GIVEN EXERCISE:
Which lines contain the string "Scorpio"? Please list every one of them.

THE DATA:

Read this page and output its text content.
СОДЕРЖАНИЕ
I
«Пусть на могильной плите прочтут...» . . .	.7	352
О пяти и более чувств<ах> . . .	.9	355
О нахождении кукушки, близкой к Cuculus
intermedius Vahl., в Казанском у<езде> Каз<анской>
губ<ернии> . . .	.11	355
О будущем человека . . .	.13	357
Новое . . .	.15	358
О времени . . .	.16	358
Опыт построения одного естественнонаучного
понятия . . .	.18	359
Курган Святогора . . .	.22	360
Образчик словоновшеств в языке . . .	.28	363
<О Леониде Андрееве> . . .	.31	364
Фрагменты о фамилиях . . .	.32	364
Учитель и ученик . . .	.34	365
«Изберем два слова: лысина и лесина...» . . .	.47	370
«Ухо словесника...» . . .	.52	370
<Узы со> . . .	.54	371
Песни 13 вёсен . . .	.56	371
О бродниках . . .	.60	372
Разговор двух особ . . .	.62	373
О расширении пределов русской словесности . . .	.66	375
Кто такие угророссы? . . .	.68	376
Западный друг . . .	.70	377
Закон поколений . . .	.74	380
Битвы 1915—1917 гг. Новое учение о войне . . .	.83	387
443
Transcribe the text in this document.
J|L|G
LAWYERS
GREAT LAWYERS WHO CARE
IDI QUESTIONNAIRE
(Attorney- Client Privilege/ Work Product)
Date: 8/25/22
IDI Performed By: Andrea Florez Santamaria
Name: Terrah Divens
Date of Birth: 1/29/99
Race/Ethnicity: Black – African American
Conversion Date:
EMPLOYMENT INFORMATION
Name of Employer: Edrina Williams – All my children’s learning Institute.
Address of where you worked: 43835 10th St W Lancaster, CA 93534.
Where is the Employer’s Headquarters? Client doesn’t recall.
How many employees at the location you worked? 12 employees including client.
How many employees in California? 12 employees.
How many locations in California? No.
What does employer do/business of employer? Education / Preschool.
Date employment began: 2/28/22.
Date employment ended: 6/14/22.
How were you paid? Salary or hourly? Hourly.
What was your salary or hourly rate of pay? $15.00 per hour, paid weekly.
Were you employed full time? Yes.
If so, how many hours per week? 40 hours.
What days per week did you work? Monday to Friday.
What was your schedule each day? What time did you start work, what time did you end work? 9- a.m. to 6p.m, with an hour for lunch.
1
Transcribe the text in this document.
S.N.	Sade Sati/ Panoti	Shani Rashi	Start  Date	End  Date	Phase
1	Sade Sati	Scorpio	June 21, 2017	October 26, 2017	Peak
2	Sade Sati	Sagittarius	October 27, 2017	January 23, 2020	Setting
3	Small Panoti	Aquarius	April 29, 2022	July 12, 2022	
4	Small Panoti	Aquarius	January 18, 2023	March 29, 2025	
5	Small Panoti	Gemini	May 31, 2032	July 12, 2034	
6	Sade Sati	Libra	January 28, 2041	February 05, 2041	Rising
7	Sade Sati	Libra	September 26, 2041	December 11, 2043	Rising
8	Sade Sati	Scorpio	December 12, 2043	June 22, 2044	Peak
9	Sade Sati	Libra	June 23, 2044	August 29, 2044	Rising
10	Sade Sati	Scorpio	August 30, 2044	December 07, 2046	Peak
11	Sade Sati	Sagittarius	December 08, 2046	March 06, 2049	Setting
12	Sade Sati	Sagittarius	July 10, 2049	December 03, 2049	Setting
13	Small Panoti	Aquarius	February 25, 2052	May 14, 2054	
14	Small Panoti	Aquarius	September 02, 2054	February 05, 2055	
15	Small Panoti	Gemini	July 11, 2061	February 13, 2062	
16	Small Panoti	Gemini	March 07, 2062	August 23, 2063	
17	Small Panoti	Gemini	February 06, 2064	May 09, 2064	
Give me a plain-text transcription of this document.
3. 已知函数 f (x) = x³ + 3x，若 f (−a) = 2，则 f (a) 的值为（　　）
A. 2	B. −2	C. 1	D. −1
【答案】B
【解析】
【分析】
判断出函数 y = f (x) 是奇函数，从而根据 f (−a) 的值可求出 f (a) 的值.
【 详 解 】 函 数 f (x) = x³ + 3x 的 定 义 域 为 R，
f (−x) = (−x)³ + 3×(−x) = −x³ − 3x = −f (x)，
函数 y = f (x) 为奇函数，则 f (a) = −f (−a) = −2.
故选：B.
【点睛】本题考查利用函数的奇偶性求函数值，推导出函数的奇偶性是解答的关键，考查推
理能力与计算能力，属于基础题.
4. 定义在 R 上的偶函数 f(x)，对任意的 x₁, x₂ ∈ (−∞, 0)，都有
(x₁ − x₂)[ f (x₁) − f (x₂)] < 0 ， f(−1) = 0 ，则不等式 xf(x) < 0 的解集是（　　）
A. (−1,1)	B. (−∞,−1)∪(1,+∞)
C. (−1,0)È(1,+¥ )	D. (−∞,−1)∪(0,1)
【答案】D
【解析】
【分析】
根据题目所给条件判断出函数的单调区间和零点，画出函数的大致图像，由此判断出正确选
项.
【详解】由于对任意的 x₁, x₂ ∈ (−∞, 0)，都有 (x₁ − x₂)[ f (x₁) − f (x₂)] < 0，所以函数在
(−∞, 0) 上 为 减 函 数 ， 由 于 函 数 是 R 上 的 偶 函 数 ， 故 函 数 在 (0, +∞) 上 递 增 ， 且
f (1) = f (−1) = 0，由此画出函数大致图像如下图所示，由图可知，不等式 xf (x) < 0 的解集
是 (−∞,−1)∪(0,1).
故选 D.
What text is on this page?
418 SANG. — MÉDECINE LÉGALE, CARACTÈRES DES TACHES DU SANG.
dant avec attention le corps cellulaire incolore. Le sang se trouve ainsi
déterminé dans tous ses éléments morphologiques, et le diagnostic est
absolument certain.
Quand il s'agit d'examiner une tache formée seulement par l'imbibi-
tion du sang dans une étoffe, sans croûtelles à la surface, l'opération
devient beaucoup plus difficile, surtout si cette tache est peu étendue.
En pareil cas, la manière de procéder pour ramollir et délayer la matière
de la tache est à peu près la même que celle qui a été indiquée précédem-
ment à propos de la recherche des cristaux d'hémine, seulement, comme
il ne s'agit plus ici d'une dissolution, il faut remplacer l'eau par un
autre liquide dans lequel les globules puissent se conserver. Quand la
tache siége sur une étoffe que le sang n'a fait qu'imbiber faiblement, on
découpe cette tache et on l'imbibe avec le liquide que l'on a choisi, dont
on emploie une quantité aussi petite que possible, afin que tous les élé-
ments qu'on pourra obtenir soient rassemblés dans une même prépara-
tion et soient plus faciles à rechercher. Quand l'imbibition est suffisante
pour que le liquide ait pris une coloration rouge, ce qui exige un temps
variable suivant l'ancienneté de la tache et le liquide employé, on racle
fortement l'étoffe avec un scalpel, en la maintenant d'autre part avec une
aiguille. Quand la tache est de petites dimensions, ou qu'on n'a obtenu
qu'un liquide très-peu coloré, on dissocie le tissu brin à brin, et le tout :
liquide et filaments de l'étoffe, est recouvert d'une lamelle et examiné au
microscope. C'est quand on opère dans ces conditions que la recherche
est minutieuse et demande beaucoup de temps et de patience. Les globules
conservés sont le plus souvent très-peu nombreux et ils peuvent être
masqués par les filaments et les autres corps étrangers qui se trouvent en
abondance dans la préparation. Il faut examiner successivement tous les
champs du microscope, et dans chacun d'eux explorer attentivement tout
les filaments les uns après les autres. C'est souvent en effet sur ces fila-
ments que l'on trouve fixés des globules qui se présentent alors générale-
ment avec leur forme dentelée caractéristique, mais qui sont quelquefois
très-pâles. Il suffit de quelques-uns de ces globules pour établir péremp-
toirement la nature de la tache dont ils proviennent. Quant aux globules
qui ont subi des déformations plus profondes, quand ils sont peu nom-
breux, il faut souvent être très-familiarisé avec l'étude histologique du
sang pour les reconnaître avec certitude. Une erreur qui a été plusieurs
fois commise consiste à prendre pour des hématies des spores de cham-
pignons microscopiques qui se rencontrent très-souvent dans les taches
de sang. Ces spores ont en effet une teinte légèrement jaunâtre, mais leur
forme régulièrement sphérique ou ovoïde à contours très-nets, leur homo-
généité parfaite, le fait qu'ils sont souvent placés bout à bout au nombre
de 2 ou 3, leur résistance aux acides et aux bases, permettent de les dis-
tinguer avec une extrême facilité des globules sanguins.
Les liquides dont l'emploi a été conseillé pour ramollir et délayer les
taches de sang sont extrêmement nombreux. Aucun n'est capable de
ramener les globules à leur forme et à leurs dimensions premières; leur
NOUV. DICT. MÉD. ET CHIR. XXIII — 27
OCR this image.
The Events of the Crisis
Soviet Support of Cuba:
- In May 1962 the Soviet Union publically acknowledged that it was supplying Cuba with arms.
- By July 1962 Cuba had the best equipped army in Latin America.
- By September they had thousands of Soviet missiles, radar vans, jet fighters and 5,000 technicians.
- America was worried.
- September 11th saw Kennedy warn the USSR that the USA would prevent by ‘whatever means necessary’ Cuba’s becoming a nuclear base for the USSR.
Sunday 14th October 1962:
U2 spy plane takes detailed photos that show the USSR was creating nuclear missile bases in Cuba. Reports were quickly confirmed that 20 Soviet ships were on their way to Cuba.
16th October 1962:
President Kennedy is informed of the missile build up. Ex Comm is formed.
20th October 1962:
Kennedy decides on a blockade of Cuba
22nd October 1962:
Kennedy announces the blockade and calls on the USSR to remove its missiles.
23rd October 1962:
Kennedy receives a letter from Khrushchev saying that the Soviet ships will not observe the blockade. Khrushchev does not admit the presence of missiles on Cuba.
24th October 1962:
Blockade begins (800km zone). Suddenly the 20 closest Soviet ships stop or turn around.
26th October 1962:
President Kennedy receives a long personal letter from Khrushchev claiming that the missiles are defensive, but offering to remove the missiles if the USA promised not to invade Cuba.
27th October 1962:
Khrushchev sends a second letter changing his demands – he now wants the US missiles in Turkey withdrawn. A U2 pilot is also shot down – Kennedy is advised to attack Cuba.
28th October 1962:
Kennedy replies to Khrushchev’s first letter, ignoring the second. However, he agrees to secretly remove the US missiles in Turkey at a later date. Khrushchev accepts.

ANSWER TO THE TASK:
1	Sade Sati	Scorpio	June 21, 2017	October 26, 2017	Peak
8	Sade Sati	Scorpio	December 12, 2043	June 22, 2044	Peak
10	Sade Sati	Scorpio	August 30, 2044	December 07, 2046	Peak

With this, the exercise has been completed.